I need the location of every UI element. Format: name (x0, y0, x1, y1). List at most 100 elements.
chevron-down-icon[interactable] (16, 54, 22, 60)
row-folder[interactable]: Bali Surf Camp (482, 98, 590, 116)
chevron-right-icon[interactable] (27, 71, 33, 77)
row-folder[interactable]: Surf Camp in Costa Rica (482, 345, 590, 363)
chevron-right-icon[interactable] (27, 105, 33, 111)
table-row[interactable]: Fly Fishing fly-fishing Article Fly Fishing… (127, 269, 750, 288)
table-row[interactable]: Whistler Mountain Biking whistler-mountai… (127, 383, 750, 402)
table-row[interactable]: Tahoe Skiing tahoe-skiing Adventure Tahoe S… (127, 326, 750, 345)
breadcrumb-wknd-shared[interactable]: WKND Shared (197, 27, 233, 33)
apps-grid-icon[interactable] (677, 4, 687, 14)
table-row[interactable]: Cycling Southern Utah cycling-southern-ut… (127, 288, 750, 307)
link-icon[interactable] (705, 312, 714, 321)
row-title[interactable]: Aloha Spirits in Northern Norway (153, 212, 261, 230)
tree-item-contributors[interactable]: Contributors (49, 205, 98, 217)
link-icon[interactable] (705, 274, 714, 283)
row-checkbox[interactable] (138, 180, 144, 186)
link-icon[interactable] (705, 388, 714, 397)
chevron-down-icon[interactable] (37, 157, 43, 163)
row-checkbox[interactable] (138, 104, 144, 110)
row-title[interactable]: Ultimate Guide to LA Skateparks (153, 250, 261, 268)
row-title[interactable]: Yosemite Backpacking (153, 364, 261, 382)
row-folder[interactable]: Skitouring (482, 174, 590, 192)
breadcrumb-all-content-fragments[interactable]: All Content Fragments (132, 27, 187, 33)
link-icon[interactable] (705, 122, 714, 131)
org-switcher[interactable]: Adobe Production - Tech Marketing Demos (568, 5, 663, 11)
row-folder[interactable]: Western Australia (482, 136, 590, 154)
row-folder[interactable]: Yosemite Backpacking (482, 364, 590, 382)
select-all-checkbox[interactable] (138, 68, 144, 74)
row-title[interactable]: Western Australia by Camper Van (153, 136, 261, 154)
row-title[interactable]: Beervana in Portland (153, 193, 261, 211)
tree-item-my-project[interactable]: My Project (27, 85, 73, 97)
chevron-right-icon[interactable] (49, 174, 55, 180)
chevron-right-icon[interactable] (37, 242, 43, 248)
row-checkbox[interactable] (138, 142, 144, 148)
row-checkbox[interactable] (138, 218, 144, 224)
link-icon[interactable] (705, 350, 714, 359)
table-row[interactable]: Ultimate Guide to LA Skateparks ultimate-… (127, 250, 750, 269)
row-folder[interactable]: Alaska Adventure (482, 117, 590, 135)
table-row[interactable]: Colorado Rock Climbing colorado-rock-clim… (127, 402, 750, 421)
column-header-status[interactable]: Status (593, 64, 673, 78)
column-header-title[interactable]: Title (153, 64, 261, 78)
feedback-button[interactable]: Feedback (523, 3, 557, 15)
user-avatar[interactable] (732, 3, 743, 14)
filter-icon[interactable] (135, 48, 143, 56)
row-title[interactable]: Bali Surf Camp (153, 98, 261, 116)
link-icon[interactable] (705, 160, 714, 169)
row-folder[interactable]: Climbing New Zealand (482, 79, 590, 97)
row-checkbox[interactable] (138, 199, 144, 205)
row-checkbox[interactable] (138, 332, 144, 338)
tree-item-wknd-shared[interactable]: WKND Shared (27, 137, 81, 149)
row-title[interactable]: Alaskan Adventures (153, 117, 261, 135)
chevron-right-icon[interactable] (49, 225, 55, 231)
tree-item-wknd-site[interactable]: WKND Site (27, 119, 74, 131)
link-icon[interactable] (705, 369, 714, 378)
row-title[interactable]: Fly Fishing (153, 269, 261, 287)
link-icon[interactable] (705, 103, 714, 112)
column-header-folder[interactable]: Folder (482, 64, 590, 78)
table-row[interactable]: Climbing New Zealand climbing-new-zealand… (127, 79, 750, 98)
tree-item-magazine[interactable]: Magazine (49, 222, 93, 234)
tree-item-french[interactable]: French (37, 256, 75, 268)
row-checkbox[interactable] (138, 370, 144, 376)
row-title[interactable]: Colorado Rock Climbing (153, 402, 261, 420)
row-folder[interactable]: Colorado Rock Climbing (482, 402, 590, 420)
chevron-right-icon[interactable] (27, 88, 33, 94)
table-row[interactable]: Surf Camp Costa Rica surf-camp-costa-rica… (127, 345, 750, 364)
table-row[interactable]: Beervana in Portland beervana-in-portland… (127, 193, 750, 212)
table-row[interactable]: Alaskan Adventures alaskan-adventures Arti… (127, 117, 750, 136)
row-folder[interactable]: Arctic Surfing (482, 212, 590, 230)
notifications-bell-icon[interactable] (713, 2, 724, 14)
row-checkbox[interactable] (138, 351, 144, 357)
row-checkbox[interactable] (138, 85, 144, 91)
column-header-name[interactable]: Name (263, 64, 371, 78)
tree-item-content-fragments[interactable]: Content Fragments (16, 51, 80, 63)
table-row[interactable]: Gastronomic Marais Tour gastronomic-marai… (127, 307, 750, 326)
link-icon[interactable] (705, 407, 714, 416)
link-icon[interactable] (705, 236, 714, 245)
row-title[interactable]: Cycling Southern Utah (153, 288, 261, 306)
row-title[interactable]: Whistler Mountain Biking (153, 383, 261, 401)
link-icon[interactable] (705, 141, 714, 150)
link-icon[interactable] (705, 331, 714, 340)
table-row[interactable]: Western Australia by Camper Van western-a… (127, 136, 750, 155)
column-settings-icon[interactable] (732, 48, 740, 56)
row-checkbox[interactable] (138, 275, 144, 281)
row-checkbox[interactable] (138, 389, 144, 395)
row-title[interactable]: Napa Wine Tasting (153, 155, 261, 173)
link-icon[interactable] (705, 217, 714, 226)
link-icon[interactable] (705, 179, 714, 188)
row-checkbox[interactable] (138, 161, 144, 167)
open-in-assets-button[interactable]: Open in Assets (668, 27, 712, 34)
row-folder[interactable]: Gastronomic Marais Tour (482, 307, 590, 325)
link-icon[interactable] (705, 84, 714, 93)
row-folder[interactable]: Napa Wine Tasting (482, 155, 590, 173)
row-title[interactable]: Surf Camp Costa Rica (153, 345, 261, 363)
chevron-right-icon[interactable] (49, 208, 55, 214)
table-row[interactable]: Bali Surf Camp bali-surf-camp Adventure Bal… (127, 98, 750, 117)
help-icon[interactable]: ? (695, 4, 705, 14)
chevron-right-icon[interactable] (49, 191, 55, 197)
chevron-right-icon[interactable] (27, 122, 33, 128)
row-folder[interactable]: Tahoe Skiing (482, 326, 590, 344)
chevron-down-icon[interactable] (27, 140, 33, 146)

- [Objective] Can you rewrite every line of the records above as a numbered list, with blank lines dropped?

- [Correct output]
1. I need the location of every UI element. Format: name (x0, y0, x1, y1). List at most 100 elements.
2. chevron-down-icon[interactable] (16, 54, 22, 60)
3. row-folder[interactable]: Bali Surf Camp (482, 98, 590, 116)
4. chevron-right-icon[interactable] (27, 71, 33, 77)
5. row-folder[interactable]: Surf Camp in Costa Rica (482, 345, 590, 363)
6. chevron-right-icon[interactable] (27, 105, 33, 111)
7. table-row[interactable]: Fly Fishing fly-fishing Article Fly Fishing… (127, 269, 750, 288)
8. table-row[interactable]: Whistler Mountain Biking whistler-mountai… (127, 383, 750, 402)
9. table-row[interactable]: Tahoe Skiing tahoe-skiing Adventure Tahoe S… (127, 326, 750, 345)
10. breadcrumb-wknd-shared[interactable]: WKND Shared (197, 27, 233, 33)
11. apps-grid-icon[interactable] (677, 4, 687, 14)
12. table-row[interactable]: Cycling Southern Utah cycling-southern-ut… (127, 288, 750, 307)
13. link-icon[interactable] (705, 312, 714, 321)
14. row-title[interactable]: Aloha Spirits in Northern Norway (153, 212, 261, 230)
15. tree-item-contributors[interactable]: Contributors (49, 205, 98, 217)
16. link-icon[interactable] (705, 274, 714, 283)
17. row-checkbox[interactable] (138, 180, 144, 186)
18. link-icon[interactable] (705, 388, 714, 397)
19. chevron-down-icon[interactable] (37, 157, 43, 163)
20. row-checkbox[interactable] (138, 104, 144, 110)
21. row-title[interactable]: Ultimate Guide to LA Skateparks (153, 250, 261, 268)
22. row-title[interactable]: Yosemite Backpacking (153, 364, 261, 382)
23. row-folder[interactable]: Skitouring (482, 174, 590, 192)
24. breadcrumb-all-content-fragments[interactable]: All Content Fragments (132, 27, 187, 33)
25. link-icon[interactable] (705, 122, 714, 131)
26. org-switcher[interactable]: Adobe Production - Tech Marketing Demos (568, 5, 663, 11)
27. row-folder[interactable]: Western Australia (482, 136, 590, 154)
28. row-folder[interactable]: Yosemite Backpacking (482, 364, 590, 382)
29. select-all-checkbox[interactable] (138, 68, 144, 74)
30. row-title[interactable]: Western Australia by Camper Van (153, 136, 261, 154)
31. row-title[interactable]: Beervana in Portland (153, 193, 261, 211)
32. tree-item-my-project[interactable]: My Project (27, 85, 73, 97)
33. chevron-right-icon[interactable] (49, 174, 55, 180)
34. chevron-right-icon[interactable] (37, 242, 43, 248)
35. row-checkbox[interactable] (138, 142, 144, 148)
36. row-checkbox[interactable] (138, 218, 144, 224)
37. link-icon[interactable] (705, 350, 714, 359)
38. table-row[interactable]: Ultimate Guide to LA Skateparks ultimate-… (127, 250, 750, 269)
39. row-folder[interactable]: Alaska Adventure (482, 117, 590, 135)
40. table-row[interactable]: Colorado Rock Climbing colorado-rock-clim… (127, 402, 750, 421)
41. column-header-status[interactable]: Status (593, 64, 673, 78)
42. column-header-title[interactable]: Title (153, 64, 261, 78)
43. feedback-button[interactable]: Feedback (523, 3, 557, 15)
44. user-avatar[interactable] (732, 3, 743, 14)
45. filter-icon[interactable] (135, 48, 143, 56)
46. row-title[interactable]: Bali Surf Camp (153, 98, 261, 116)
47. link-icon[interactable] (705, 160, 714, 169)
48. row-folder[interactable]: Climbing New Zealand (482, 79, 590, 97)
49. row-checkbox[interactable] (138, 199, 144, 205)
50. row-checkbox[interactable] (138, 332, 144, 338)
51. tree-item-wknd-shared[interactable]: WKND Shared (27, 137, 81, 149)
52. row-title[interactable]: Alaskan Adventures (153, 117, 261, 135)
53. chevron-right-icon[interactable] (49, 225, 55, 231)
54. tree-item-wknd-site[interactable]: WKND Site (27, 119, 74, 131)
55. link-icon[interactable] (705, 369, 714, 378)
56. row-title[interactable]: Fly Fishing (153, 269, 261, 287)
57. link-icon[interactable] (705, 103, 714, 112)
58. column-header-folder[interactable]: Folder (482, 64, 590, 78)
59. table-row[interactable]: Climbing New Zealand climbing-new-zealand… (127, 79, 750, 98)
60. tree-item-magazine[interactable]: Magazine (49, 222, 93, 234)
61. tree-item-french[interactable]: French (37, 256, 75, 268)
62. row-checkbox[interactable] (138, 370, 144, 376)
63. row-title[interactable]: Colorado Rock Climbing (153, 402, 261, 420)
64. row-folder[interactable]: Colorado Rock Climbing (482, 402, 590, 420)
65. chevron-right-icon[interactable] (27, 88, 33, 94)
66. table-row[interactable]: Surf Camp Costa Rica surf-camp-costa-rica… (127, 345, 750, 364)
67. table-row[interactable]: Beervana in Portland beervana-in-portland… (127, 193, 750, 212)
68. table-row[interactable]: Alaskan Adventures alaskan-adventures Arti… (127, 117, 750, 136)
69. row-folder[interactable]: Arctic Surfing (482, 212, 590, 230)
70. notifications-bell-icon[interactable] (713, 2, 724, 14)
71. row-checkbox[interactable] (138, 351, 144, 357)
72. row-checkbox[interactable] (138, 85, 144, 91)
73. column-header-name[interactable]: Name (263, 64, 371, 78)
74. tree-item-content-fragments[interactable]: Content Fragments (16, 51, 80, 63)
75. table-row[interactable]: Gastronomic Marais Tour gastronomic-marai… (127, 307, 750, 326)
76. link-icon[interactable] (705, 407, 714, 416)
77. link-icon[interactable] (705, 236, 714, 245)
78. row-title[interactable]: Cycling Southern Utah (153, 288, 261, 306)
79. row-title[interactable]: Whistler Mountain Biking (153, 383, 261, 401)
80. link-icon[interactable] (705, 141, 714, 150)
81. link-icon[interactable] (705, 331, 714, 340)
82. table-row[interactable]: Western Australia by Camper Van western-a… (127, 136, 750, 155)
83. column-settings-icon[interactable] (732, 48, 740, 56)
84. row-checkbox[interactable] (138, 275, 144, 281)
85. row-checkbox[interactable] (138, 389, 144, 395)
86. row-title[interactable]: Napa Wine Tasting (153, 155, 261, 173)
87. link-icon[interactable] (705, 217, 714, 226)
88. link-icon[interactable] (705, 179, 714, 188)
89. row-checkbox[interactable] (138, 161, 144, 167)
90. open-in-assets-button[interactable]: Open in Assets (668, 27, 712, 34)
91. row-folder[interactable]: Gastronomic Marais Tour (482, 307, 590, 325)
92. link-icon[interactable] (705, 84, 714, 93)
93. row-folder[interactable]: Napa Wine Tasting (482, 155, 590, 173)
94. row-title[interactable]: Surf Camp Costa Rica (153, 345, 261, 363)
95. chevron-right-icon[interactable] (49, 208, 55, 214)
96. table-row[interactable]: Bali Surf Camp bali-surf-camp Adventure Bal… (127, 98, 750, 117)
97. help-icon[interactable]: ? (695, 4, 705, 14)
98. chevron-right-icon[interactable] (49, 191, 55, 197)
99. chevron-right-icon[interactable] (27, 122, 33, 128)
100. row-folder[interactable]: Tahoe Skiing (482, 326, 590, 344)
101. chevron-down-icon[interactable] (27, 140, 33, 146)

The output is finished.